**TRECHO FORNECIDO**:
Pesquisa Bloomberg/Atlasintel sobre o vídeo de desabafo de Michelle Bolsonaro divulgada nesta quinta-feira, 3, reforça o prestígio do senador Flávio Bolsonaro (PL-RJ, foto) com o eleitorado do pai, mas indica que o atrito público com a madrasta deve prejudicá-lo no eleitorado independente.
A impressão de que o bolsonarismo abraçou Flávio na crise, embasada pela repercussão do caso nas redes sociais, é endossada pelos números da Atlasintel.
Entre os eleitores que assistiram ao vídeo de quase 30 minutos, 51,1% concordam com decisão de Michelle de divulgá-lo, contra 35,1% que discordam. Quando se considera apenas os eleitores de Jair Bolsonaro, as proporções se invertem: 65,6% discordam e apenas 26,5% concordam.
Independentes
No caso dos eleitores independentes, que costumam definir as eleições, a concordância com Michelle está acima da média do eleitorado, em 57%, e o número dispara para 77,9% quando se considera apenas os eleitores que votaram branco ou nulo no segundo turno presidencial em 2022, e vai a 76,8% entre aqueles que não votaram.
Além disso, 59,6% do eleitorado em geral disse acreditar na acusação de Michelle, de que Flávio foi “grosseiro” e “desrespeitoso” com ela, que se sentiu “humilhada” por ele. Mais uma vez, nesse caso, a maioria dos eleitores de Bolsonaro (54,6%) discorda, e apenas 29,9% acreditam em Michelle.
Entre o eleitorado independente, o percentual daqueles que acreditam em Michelle é mais intenso, vai a 62,1%, e sobe ainda mais, para 83,3%, entre quem votou branco ou nulo em 2022, e para 80,1% entre aqueles que não votaram.
Essa diferença de perspectiva se repete quando sos eleitores são questionados sobre com quem eles mais concordam. Entre o eleitorado geral, 38,3% estão com Michelle, 20,6% com Flávio e 21,4% se disseram concordar com ambos em parte.
No eleitorado de Bolsonaro, 43,2% estão com Flávio, apenas 17,3% com Michelle e 33,6% com ambos. No eleitorado independente, 41,2% tomaram o lado de Michelle, e apenas 10% o de Flávio.

**INSTRUÇÃO 1**:
Responda, com base no trecho sobre a pesquisa do vídeo de Michelle Bolsonaro:
(a) Qual percentual dos eleitores que assistiram ao vídeo concorda com a decisão de Michelle de divulgá-lo?
(b) Entre os eleitores independentes, qual percentual acredita na acusação de Michelle?
(c) No eleitorado de Bolsonaro, qual percentual está com Flávio?
**INSTRUÇÃO 2**: Resuma em duas frases o trecho sobre a pesquisa do vídeo de Michelle Bolsonaro.
As entradas provêm de outra fonte.

**ENTRADAS EXIBIDAS**:
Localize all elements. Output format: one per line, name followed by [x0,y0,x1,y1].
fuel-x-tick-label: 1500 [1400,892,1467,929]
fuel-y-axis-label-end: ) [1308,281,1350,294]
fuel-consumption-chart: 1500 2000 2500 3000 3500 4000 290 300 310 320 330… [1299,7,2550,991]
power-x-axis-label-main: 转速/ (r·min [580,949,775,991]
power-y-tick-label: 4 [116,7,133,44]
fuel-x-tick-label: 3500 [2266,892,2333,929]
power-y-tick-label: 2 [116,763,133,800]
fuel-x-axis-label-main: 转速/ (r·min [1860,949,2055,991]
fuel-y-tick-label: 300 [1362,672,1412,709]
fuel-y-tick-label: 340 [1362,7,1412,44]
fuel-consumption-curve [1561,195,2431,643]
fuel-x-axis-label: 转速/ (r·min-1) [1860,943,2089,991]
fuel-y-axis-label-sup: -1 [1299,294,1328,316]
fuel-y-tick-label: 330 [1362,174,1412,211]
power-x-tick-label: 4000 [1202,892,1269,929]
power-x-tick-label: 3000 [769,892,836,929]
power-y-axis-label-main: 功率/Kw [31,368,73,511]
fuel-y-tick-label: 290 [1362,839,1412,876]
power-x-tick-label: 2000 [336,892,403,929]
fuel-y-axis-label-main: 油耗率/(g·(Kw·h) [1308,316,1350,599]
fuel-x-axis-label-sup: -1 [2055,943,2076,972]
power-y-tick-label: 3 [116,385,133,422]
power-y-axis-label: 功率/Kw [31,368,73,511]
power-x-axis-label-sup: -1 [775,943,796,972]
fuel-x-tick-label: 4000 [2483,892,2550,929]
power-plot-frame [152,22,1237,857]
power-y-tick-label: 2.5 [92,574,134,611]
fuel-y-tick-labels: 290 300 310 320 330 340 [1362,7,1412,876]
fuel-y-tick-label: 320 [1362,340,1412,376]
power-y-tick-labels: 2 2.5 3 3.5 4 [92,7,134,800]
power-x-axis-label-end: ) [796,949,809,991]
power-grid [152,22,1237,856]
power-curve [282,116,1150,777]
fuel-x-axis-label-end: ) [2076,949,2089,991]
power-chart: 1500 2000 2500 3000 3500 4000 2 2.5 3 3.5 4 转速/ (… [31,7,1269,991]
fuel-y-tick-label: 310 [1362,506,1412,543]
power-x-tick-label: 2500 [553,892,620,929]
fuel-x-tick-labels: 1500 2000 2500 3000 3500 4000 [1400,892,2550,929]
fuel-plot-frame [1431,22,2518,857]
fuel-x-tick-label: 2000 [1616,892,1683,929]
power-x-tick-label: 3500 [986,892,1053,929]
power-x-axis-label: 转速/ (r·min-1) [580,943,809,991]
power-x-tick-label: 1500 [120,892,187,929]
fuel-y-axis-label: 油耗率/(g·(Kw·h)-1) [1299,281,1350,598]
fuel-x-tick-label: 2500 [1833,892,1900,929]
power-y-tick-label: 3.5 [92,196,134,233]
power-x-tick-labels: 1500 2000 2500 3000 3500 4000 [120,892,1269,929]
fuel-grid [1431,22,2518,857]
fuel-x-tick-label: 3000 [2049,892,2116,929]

**ÁREA DE RESPOSTA 1**:
(a) 51,1%.
(b) 62,1%.
(c) 43,2%.

**ÁREA DE RESPOSTA 2**: A pesquisa Bloomberg/Atlasintel sobre o vídeo de desabafo de Michelle Bolsonaro reforça o prestígio do senador Flávio Bolsonaro com o eleitorado do pai, cuja maioria discorda da divulgação do vídeo e da acusação feita pela madrasta. Entre os eleitores independentes, porém, a concordância com Michelle e a crença em sua acusação ficam acima da média do eleitorado, e 41,2% deles tomaram o lado dela, contra apenas 10% do lado de Flávio.